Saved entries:
+++++
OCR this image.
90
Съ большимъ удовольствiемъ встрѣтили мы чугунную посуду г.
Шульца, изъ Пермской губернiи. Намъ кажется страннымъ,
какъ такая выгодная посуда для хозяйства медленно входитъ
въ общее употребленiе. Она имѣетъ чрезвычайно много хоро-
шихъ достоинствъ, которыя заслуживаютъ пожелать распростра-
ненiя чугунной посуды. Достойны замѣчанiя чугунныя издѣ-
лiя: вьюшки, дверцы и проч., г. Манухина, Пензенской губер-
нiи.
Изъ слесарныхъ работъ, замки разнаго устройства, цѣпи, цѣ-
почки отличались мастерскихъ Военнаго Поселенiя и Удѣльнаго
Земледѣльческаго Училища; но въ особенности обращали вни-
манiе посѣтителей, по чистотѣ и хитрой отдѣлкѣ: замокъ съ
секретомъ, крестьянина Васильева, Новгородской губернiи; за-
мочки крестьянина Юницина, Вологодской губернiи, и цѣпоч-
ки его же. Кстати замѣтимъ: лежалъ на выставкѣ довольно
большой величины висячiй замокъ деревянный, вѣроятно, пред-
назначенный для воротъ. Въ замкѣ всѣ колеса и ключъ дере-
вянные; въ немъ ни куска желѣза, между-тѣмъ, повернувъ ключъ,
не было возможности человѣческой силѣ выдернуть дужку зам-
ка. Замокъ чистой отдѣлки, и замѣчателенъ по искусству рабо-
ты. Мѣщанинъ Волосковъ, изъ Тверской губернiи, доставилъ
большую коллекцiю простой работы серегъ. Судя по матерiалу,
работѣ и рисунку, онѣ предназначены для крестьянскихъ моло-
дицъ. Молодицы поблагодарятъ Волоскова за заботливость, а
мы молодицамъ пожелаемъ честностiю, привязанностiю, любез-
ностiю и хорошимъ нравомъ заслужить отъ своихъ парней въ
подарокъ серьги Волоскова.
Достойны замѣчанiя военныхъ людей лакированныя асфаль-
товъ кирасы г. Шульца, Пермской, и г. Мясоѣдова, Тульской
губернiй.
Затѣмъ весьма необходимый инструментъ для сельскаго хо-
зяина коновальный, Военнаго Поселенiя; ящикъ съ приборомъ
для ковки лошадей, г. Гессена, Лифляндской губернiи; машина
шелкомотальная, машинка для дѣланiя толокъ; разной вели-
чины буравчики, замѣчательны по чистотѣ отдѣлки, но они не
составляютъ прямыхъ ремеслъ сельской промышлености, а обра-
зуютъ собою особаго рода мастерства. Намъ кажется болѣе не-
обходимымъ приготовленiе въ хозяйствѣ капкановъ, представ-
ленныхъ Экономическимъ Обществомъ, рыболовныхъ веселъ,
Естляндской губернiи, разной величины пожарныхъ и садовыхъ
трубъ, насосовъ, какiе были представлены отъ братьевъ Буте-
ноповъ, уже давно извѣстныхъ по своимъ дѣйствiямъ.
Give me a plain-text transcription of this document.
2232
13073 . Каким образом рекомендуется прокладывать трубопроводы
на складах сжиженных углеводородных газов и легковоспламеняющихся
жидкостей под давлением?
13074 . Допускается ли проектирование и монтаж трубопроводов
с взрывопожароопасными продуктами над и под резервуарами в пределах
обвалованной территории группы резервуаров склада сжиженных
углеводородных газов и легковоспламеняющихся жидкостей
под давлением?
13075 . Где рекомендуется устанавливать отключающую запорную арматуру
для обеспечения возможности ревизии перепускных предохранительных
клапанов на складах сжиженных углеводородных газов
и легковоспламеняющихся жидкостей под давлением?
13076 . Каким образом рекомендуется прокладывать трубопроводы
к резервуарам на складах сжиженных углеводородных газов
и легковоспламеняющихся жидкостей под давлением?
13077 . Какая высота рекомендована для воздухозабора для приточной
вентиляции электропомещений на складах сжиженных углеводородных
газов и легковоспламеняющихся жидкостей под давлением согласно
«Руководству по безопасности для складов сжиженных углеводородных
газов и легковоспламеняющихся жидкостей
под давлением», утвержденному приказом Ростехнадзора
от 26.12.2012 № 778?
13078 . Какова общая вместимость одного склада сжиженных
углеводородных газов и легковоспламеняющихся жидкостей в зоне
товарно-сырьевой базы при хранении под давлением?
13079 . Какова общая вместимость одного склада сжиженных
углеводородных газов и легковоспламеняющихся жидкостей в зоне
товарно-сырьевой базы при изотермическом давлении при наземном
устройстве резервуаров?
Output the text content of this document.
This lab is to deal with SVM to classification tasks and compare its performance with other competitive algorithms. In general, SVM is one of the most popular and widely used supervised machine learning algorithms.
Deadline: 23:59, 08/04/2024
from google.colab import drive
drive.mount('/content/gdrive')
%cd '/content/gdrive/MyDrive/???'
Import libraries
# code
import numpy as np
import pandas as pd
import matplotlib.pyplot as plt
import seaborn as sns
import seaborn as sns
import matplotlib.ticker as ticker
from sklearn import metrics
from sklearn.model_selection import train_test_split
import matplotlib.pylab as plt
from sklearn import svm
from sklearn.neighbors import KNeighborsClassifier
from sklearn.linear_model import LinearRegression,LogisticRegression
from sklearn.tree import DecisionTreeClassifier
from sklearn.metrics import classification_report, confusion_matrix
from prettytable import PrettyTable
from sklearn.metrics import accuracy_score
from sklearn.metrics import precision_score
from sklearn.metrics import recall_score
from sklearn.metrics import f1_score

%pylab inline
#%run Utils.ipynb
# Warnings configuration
+++++
Objective: Where does the word "общая" appear? Return each line that holds it.

Correct result:
13078 . Какова общая вместимость одного склада сжиженных
13079 . Какова общая вместимость одного склада сжиженных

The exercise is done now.